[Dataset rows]
━━━━━━━━━━
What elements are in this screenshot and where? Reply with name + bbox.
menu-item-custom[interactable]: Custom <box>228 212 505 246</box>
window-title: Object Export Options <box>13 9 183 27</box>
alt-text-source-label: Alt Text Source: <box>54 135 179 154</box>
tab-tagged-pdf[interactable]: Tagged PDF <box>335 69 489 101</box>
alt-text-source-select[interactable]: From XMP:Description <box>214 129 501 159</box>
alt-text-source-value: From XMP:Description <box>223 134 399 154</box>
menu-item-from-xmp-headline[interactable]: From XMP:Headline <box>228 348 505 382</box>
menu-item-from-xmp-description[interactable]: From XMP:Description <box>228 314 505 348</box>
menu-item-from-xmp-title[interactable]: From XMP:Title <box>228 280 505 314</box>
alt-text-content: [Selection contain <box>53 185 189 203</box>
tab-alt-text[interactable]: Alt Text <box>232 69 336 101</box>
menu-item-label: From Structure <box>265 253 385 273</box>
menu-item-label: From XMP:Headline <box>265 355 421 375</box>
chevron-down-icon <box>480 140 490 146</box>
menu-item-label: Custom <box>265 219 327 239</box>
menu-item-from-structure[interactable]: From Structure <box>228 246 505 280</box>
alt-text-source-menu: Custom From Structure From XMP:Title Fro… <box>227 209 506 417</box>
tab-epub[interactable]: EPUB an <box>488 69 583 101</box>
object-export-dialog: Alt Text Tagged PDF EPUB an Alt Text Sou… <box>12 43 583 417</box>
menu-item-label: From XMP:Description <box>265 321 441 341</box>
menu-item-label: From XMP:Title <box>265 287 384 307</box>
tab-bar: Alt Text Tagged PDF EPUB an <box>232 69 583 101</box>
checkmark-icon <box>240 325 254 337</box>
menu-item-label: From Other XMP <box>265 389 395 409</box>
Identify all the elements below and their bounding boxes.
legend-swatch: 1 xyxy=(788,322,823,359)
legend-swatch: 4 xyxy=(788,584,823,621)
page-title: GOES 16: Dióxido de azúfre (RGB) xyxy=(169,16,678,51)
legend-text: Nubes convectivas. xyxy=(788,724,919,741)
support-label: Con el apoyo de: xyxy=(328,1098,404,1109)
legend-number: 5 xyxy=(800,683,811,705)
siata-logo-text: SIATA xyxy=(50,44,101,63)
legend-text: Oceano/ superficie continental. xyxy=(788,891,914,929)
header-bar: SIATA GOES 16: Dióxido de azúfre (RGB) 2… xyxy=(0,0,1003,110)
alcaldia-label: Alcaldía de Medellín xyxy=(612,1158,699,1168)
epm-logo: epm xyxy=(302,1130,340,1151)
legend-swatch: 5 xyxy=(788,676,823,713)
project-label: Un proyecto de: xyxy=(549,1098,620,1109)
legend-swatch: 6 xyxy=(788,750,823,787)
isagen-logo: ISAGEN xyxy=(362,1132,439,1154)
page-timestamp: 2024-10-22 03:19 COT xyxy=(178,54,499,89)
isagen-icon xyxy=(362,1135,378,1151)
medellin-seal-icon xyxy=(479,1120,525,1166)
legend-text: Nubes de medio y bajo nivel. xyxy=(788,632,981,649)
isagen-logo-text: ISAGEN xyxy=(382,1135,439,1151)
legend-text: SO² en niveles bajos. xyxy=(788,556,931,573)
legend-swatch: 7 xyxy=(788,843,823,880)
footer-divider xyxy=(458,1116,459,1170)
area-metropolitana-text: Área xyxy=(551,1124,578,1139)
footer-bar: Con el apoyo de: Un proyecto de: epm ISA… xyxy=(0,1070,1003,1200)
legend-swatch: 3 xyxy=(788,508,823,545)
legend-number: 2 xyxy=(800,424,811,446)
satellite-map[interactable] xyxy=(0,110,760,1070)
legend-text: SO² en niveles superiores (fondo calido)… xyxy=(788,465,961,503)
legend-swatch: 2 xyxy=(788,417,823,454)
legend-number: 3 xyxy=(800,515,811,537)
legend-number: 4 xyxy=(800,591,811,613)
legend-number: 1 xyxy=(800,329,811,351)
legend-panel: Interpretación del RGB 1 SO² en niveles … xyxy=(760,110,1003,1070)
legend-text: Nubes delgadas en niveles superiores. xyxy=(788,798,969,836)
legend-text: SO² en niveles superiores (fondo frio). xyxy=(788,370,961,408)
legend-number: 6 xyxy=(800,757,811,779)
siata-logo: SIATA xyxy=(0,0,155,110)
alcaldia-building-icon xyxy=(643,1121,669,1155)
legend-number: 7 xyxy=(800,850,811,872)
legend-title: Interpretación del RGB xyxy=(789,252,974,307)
━━━━━━━━━━
__Work required__
Please retype every one of the lines above, character for character, with nothing changed.

__Result of this exercise__
What elements are in this screenshot and where? Reply with name + bbox.
menu-item-custom[interactable]: Custom <box>228 212 505 246</box>
window-title: Object Export Options <box>13 9 183 27</box>
alt-text-source-label: Alt Text Source: <box>54 135 179 154</box>
tab-tagged-pdf[interactable]: Tagged PDF <box>335 69 489 101</box>
alt-text-source-select[interactable]: From XMP:Description <box>214 129 501 159</box>
alt-text-source-value: From XMP:Description <box>223 134 399 154</box>
menu-item-from-xmp-headline[interactable]: From XMP:Headline <box>228 348 505 382</box>
menu-item-from-xmp-description[interactable]: From XMP:Description <box>228 314 505 348</box>
menu-item-from-xmp-title[interactable]: From XMP:Title <box>228 280 505 314</box>
alt-text-content: [Selection contain <box>53 185 189 203</box>
tab-alt-text[interactable]: Alt Text <box>232 69 336 101</box>
menu-item-label: From Structure <box>265 253 385 273</box>
menu-item-label: From XMP:Headline <box>265 355 421 375</box>
chevron-down-icon <box>480 140 490 146</box>
menu-item-label: Custom <box>265 219 327 239</box>
menu-item-from-structure[interactable]: From Structure <box>228 246 505 280</box>
alt-text-source-menu: Custom From Structure From XMP:Title Fro… <box>227 209 506 417</box>
tab-epub[interactable]: EPUB an <box>488 69 583 101</box>
object-export-dialog: Alt Text Tagged PDF EPUB an Alt Text Sou… <box>12 43 583 417</box>
menu-item-label: From XMP:Description <box>265 321 441 341</box>
menu-item-label: From XMP:Title <box>265 287 384 307</box>
tab-bar: Alt Text Tagged PDF EPUB an <box>232 69 583 101</box>
checkmark-icon <box>240 325 254 337</box>
menu-item-label: From Other XMP <box>265 389 395 409</box>
Identify all the elements below and their bounding boxes.
legend-swatch: 1 xyxy=(788,322,823,359)
legend-swatch: 4 xyxy=(788,584,823,621)
page-title: GOES 16: Dióxido de azúfre (RGB) xyxy=(169,16,678,51)
legend-text: Nubes convectivas. xyxy=(788,724,919,741)
support-label: Con el apoyo de: xyxy=(328,1098,404,1109)
legend-number: 5 xyxy=(800,683,811,705)
siata-logo-text: SIATA xyxy=(50,44,101,63)
legend-text: Oceano/ superficie continental. xyxy=(788,891,914,929)
header-bar: SIATA GOES 16: Dióxido de azúfre (RGB) 2… xyxy=(0,0,1003,110)
alcaldia-label: Alcaldía de Medellín xyxy=(612,1158,699,1168)
epm-logo: epm xyxy=(302,1130,340,1151)
legend-swatch: 5 xyxy=(788,676,823,713)
project-label: Un proyecto de: xyxy=(549,1098,620,1109)
legend-swatch: 6 xyxy=(788,750,823,787)
isagen-logo: ISAGEN xyxy=(362,1132,439,1154)
page-timestamp: 2024-10-22 03:19 COT xyxy=(178,54,499,89)
isagen-icon xyxy=(362,1135,378,1151)
medellin-seal-icon xyxy=(479,1120,525,1166)
legend-text: Nubes de medio y bajo nivel. xyxy=(788,632,981,649)
isagen-logo-text: ISAGEN xyxy=(382,1135,439,1151)
legend-text: SO² en niveles bajos. xyxy=(788,556,931,573)
legend-swatch: 7 xyxy=(788,843,823,880)
footer-divider xyxy=(458,1116,459,1170)
area-metropolitana-text: Área xyxy=(551,1124,578,1139)
footer-bar: Con el apoyo de: Un proyecto de: epm ISA… xyxy=(0,1070,1003,1200)
legend-swatch: 3 xyxy=(788,508,823,545)
legend-number: 2 xyxy=(800,424,811,446)
satellite-map[interactable] xyxy=(0,110,760,1070)
legend-text: SO² en niveles superiores (fondo calido)… xyxy=(788,465,961,503)
legend-swatch: 2 xyxy=(788,417,823,454)
legend-number: 3 xyxy=(800,515,811,537)
legend-number: 4 xyxy=(800,591,811,613)
legend-number: 1 xyxy=(800,329,811,351)
legend-panel: Interpretación del RGB 1 SO² en niveles … xyxy=(760,110,1003,1070)
legend-text: Nubes delgadas en niveles superiores. xyxy=(788,798,969,836)
legend-text: SO² en niveles superiores (fondo frio). xyxy=(788,370,961,408)
legend-number: 6 xyxy=(800,757,811,779)
siata-logo: SIATA xyxy=(0,0,155,110)
alcaldia-building-icon xyxy=(643,1121,669,1155)
legend-number: 7 xyxy=(800,850,811,872)
legend-title: Interpretación del RGB xyxy=(789,252,974,307)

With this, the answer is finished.